__Exercise task__
Pull out every line below that holds the word "JSON".

__Data provided__
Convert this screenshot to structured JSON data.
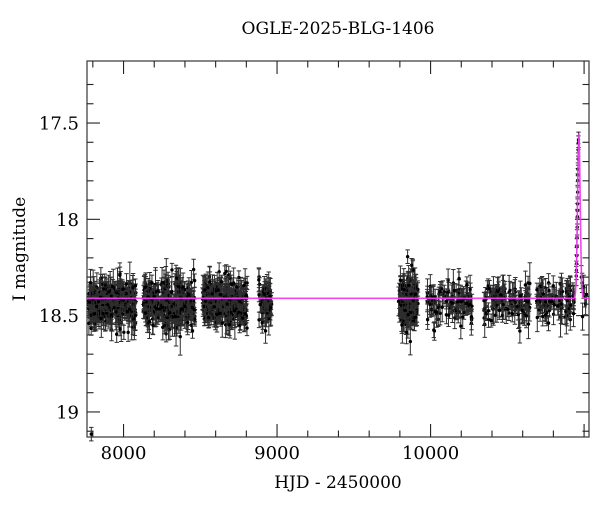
{
  "chart_data": {
    "type": "scatter",
    "title": "OGLE-2025-BLG-1406",
    "xlabel": "HJD - 2450000",
    "ylabel": "I magnitude",
    "xlim": [
      7762,
      11032
    ],
    "ylim": [
      19.13,
      17.178
    ],
    "y_axis_note": "magnitude axis: brighter (smaller) values at top",
    "grid": false,
    "legend": null,
    "x_major_ticks": [
      8000,
      9000,
      10000,
      11000
    ],
    "x_major_labels": [
      "8000",
      "9000",
      "10000",
      ""
    ],
    "x_minor_tick_step": 200,
    "y_major_ticks": [
      17.5,
      18.0,
      18.5,
      19.0
    ],
    "y_major_labels": [
      "17.5",
      "18",
      "18.5",
      "19"
    ],
    "y_minor_ticks": [
      17.3,
      17.4,
      17.6,
      17.7,
      17.8,
      17.9,
      18.1,
      18.2,
      18.3,
      18.4,
      18.6,
      18.7,
      18.8,
      18.9,
      19.1
    ],
    "marker_color": "#000000",
    "errorbar_color": "#2e2e2e",
    "frame_color": "#444444",
    "plot_bg": "#ffffff",
    "model_curve": {
      "description": "microlensing model: flat baseline with symmetric peak",
      "color": "#f23cf2",
      "baseline_mag": 18.41,
      "t0": 10966,
      "peak_mag": 17.55,
      "width_days": 12
    },
    "baseline_seasons": [
      {
        "name": "season-1",
        "t_range": [
          7772,
          8080
        ],
        "n_points": 260,
        "mean_mag": 18.435,
        "scatter_mag": 0.058
      },
      {
        "name": "season-2",
        "t_range": [
          8128,
          8470
        ],
        "n_points": 280,
        "mean_mag": 18.435,
        "scatter_mag": 0.058
      },
      {
        "name": "season-3",
        "t_range": [
          8512,
          8810
        ],
        "n_points": 260,
        "mean_mag": 18.43,
        "scatter_mag": 0.058
      },
      {
        "name": "season-4",
        "t_range": [
          8878,
          8965
        ],
        "n_points": 70,
        "mean_mag": 18.43,
        "scatter_mag": 0.05
      },
      {
        "name": "season-5",
        "t_range": [
          9790,
          9918
        ],
        "n_points": 130,
        "mean_mag": 18.42,
        "scatter_mag": 0.078
      },
      {
        "name": "season-6",
        "t_range": [
          9978,
          10275
        ],
        "n_points": 100,
        "mean_mag": 18.43,
        "scatter_mag": 0.05
      },
      {
        "name": "season-7",
        "t_range": [
          10344,
          10648
        ],
        "n_points": 110,
        "mean_mag": 18.43,
        "scatter_mag": 0.05
      },
      {
        "name": "season-8",
        "t_range": [
          10682,
          10935
        ],
        "n_points": 95,
        "mean_mag": 18.42,
        "scatter_mag": 0.05
      }
    ],
    "event_points": [
      [
        10949.0,
        18.294,
        0.05
      ],
      [
        10950.0,
        18.265,
        0.048
      ],
      [
        10951.0,
        18.23,
        0.046
      ],
      [
        10952.0,
        18.189,
        0.044
      ],
      [
        10953.0,
        18.143,
        0.042
      ],
      [
        10954.0,
        18.094,
        0.04
      ],
      [
        10955.0,
        18.041,
        0.04
      ],
      [
        10956.0,
        17.986,
        0.038
      ],
      [
        10956.5,
        17.955,
        0.038
      ],
      [
        10957.0,
        17.92,
        0.036
      ],
      [
        10958.0,
        17.859,
        0.035
      ],
      [
        10959.0,
        17.798,
        0.034
      ],
      [
        10959.5,
        17.77,
        0.034
      ],
      [
        10960.0,
        17.74,
        0.033
      ],
      [
        10961.0,
        17.687,
        0.032
      ],
      [
        10962.0,
        17.64,
        0.032
      ],
      [
        10963.0,
        17.602,
        0.035
      ],
      [
        10963.5,
        17.587,
        0.04
      ]
    ],
    "post_peak_points": [
      [
        10982,
        18.3,
        0.06
      ],
      [
        10987,
        18.33,
        0.05
      ],
      [
        10990,
        18.505,
        0.07
      ],
      [
        10997,
        18.35,
        0.06
      ],
      [
        11004,
        18.405,
        0.05
      ],
      [
        11010,
        18.44,
        0.055
      ],
      [
        11016,
        18.39,
        0.05
      ]
    ],
    "outlier_points": [
      [
        7790,
        19.115,
        0.035
      ]
    ],
    "render_seed": 20251406
  }
}
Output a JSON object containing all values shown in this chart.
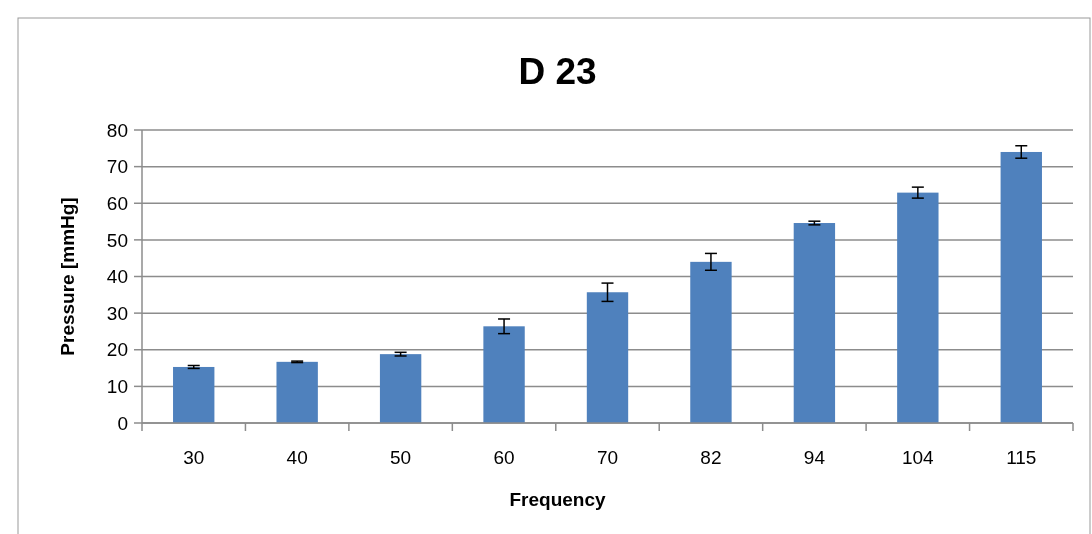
{
  "chart_data": {
    "type": "bar",
    "title": "D 23",
    "xlabel": "Frequency",
    "ylabel": "Pressure [mmHg]",
    "categories": [
      "30",
      "40",
      "50",
      "60",
      "70",
      "82",
      "94",
      "104",
      "115"
    ],
    "values": [
      15.3,
      16.7,
      18.8,
      26.4,
      35.7,
      44.0,
      54.6,
      62.9,
      74.0
    ],
    "errors": [
      0.4,
      0.2,
      0.5,
      2.0,
      2.5,
      2.3,
      0.5,
      1.5,
      1.7
    ],
    "color": "#4f81bd",
    "ylim": [
      0,
      80
    ],
    "yticks": [
      0,
      10,
      20,
      30,
      40,
      50,
      60,
      70,
      80
    ],
    "grid": "y"
  }
}
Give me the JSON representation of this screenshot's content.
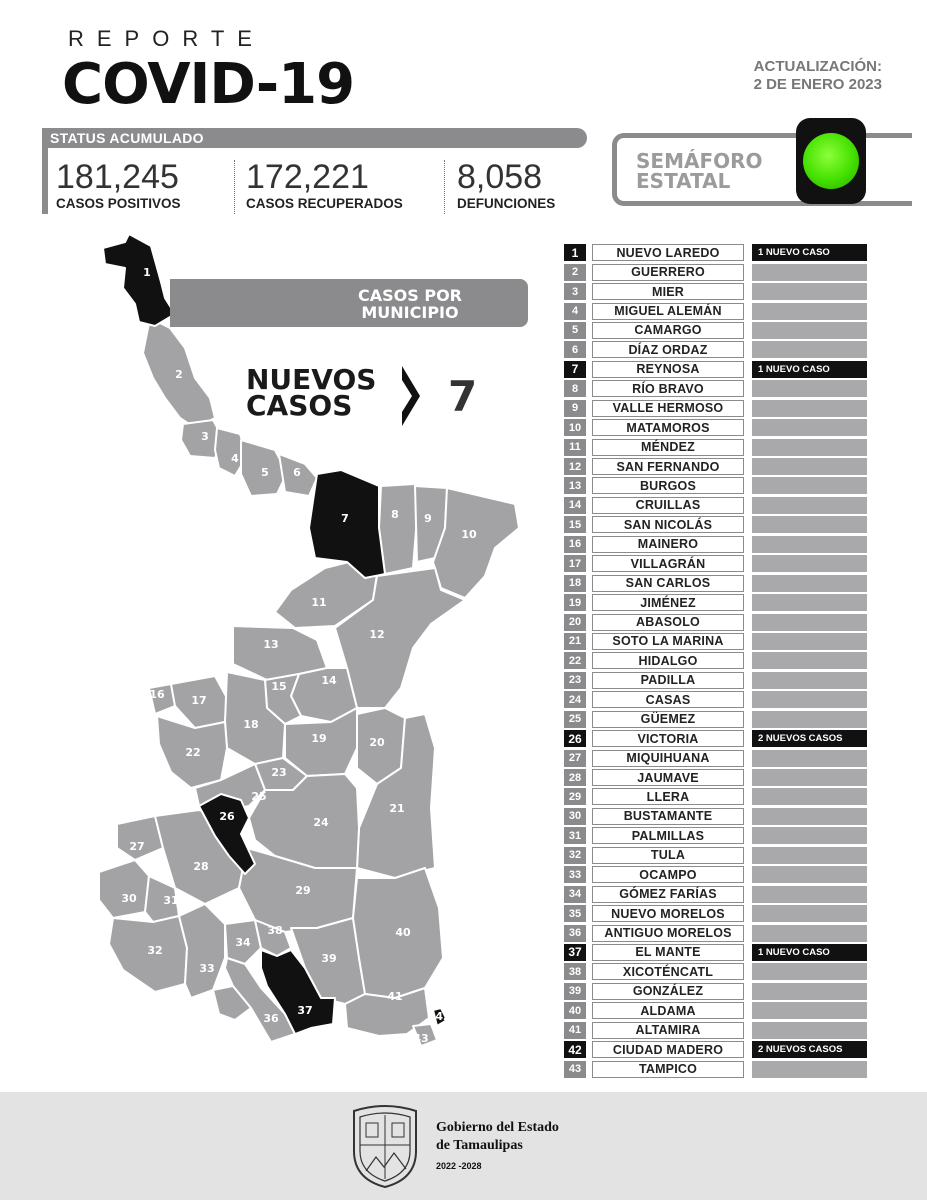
{
  "header": {
    "reporte": "REPORTE",
    "title": "COVID-19",
    "update_label": "ACTUALIZACIÓN:",
    "update_date": "2 DE ENERO 2023"
  },
  "status": {
    "label": "STATUS ACUMULADO",
    "positivos": {
      "value": "181,245",
      "label": "CASOS POSITIVOS"
    },
    "recuperados": {
      "value": "172,221",
      "label": "CASOS RECUPERADOS"
    },
    "defunciones": {
      "value": "8,058",
      "label": "DEFUNCIONES"
    }
  },
  "semaforo": {
    "line1": "SEMÁFORO",
    "line2": "ESTATAL",
    "color": "#44e000"
  },
  "map": {
    "banner_line1": "CASOS POR",
    "banner_line2": "MUNICIPIO",
    "nuevos_line1": "NUEVOS",
    "nuevos_line2": "CASOS",
    "nuevos_count": "7",
    "labels": [
      "1",
      "2",
      "3",
      "4",
      "5",
      "6",
      "7",
      "8",
      "9",
      "10",
      "11",
      "12",
      "13",
      "14",
      "15",
      "16",
      "17",
      "18",
      "19",
      "20",
      "21",
      "22",
      "23",
      "24",
      "25",
      "26",
      "27",
      "28",
      "29",
      "30",
      "31",
      "32",
      "33",
      "34",
      "35",
      "36",
      "37",
      "38",
      "39",
      "40",
      "41",
      "42",
      "43"
    ]
  },
  "municipios": [
    {
      "num": "1",
      "name": "NUEVO LAREDO",
      "cases": "1 NUEVO CASO",
      "highlight": true
    },
    {
      "num": "2",
      "name": "GUERRERO",
      "cases": "",
      "highlight": false
    },
    {
      "num": "3",
      "name": "MIER",
      "cases": "",
      "highlight": false
    },
    {
      "num": "4",
      "name": "MIGUEL ALEMÁN",
      "cases": "",
      "highlight": false
    },
    {
      "num": "5",
      "name": "CAMARGO",
      "cases": "",
      "highlight": false
    },
    {
      "num": "6",
      "name": "DÍAZ ORDAZ",
      "cases": "",
      "highlight": false
    },
    {
      "num": "7",
      "name": "REYNOSA",
      "cases": "1 NUEVO CASO",
      "highlight": true
    },
    {
      "num": "8",
      "name": "RÍO BRAVO",
      "cases": "",
      "highlight": false
    },
    {
      "num": "9",
      "name": "VALLE HERMOSO",
      "cases": "",
      "highlight": false
    },
    {
      "num": "10",
      "name": "MATAMOROS",
      "cases": "",
      "highlight": false
    },
    {
      "num": "11",
      "name": "MÉNDEZ",
      "cases": "",
      "highlight": false
    },
    {
      "num": "12",
      "name": "SAN FERNANDO",
      "cases": "",
      "highlight": false
    },
    {
      "num": "13",
      "name": "BURGOS",
      "cases": "",
      "highlight": false
    },
    {
      "num": "14",
      "name": "CRUILLAS",
      "cases": "",
      "highlight": false
    },
    {
      "num": "15",
      "name": "SAN NICOLÁS",
      "cases": "",
      "highlight": false
    },
    {
      "num": "16",
      "name": "MAINERO",
      "cases": "",
      "highlight": false
    },
    {
      "num": "17",
      "name": "VILLAGRÁN",
      "cases": "",
      "highlight": false
    },
    {
      "num": "18",
      "name": "SAN CARLOS",
      "cases": "",
      "highlight": false
    },
    {
      "num": "19",
      "name": "JIMÉNEZ",
      "cases": "",
      "highlight": false
    },
    {
      "num": "20",
      "name": "ABASOLO",
      "cases": "",
      "highlight": false
    },
    {
      "num": "21",
      "name": "SOTO LA MARINA",
      "cases": "",
      "highlight": false
    },
    {
      "num": "22",
      "name": "HIDALGO",
      "cases": "",
      "highlight": false
    },
    {
      "num": "23",
      "name": "PADILLA",
      "cases": "",
      "highlight": false
    },
    {
      "num": "24",
      "name": "CASAS",
      "cases": "",
      "highlight": false
    },
    {
      "num": "25",
      "name": "GÜEMEZ",
      "cases": "",
      "highlight": false
    },
    {
      "num": "26",
      "name": "VICTORIA",
      "cases": "2 NUEVOS CASOS",
      "highlight": true
    },
    {
      "num": "27",
      "name": "MIQUIHUANA",
      "cases": "",
      "highlight": false
    },
    {
      "num": "28",
      "name": "JAUMAVE",
      "cases": "",
      "highlight": false
    },
    {
      "num": "29",
      "name": "LLERA",
      "cases": "",
      "highlight": false
    },
    {
      "num": "30",
      "name": "BUSTAMANTE",
      "cases": "",
      "highlight": false
    },
    {
      "num": "31",
      "name": "PALMILLAS",
      "cases": "",
      "highlight": false
    },
    {
      "num": "32",
      "name": "TULA",
      "cases": "",
      "highlight": false
    },
    {
      "num": "33",
      "name": "OCAMPO",
      "cases": "",
      "highlight": false
    },
    {
      "num": "34",
      "name": "GÓMEZ FARÍAS",
      "cases": "",
      "highlight": false
    },
    {
      "num": "35",
      "name": "NUEVO MORELOS",
      "cases": "",
      "highlight": false
    },
    {
      "num": "36",
      "name": "ANTIGUO MORELOS",
      "cases": "",
      "highlight": false
    },
    {
      "num": "37",
      "name": "EL MANTE",
      "cases": "1 NUEVO CASO",
      "highlight": true
    },
    {
      "num": "38",
      "name": "XICOTÉNCATL",
      "cases": "",
      "highlight": false
    },
    {
      "num": "39",
      "name": "GONZÁLEZ",
      "cases": "",
      "highlight": false
    },
    {
      "num": "40",
      "name": "ALDAMA",
      "cases": "",
      "highlight": false
    },
    {
      "num": "41",
      "name": "ALTAMIRA",
      "cases": "",
      "highlight": false
    },
    {
      "num": "42",
      "name": "CIUDAD MADERO",
      "cases": "2 NUEVOS CASOS",
      "highlight": true
    },
    {
      "num": "43",
      "name": "TAMPICO",
      "cases": "",
      "highlight": false
    }
  ],
  "footer": {
    "line1": "Gobierno del Estado",
    "line2": "de Tamaulipas",
    "line3": "2022 -2028"
  }
}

__Response__
Convert this screenshot to structured JSON data.
Output a JSON object containing all values shown in this chart.
Give me the JSON representation of this screenshot's content.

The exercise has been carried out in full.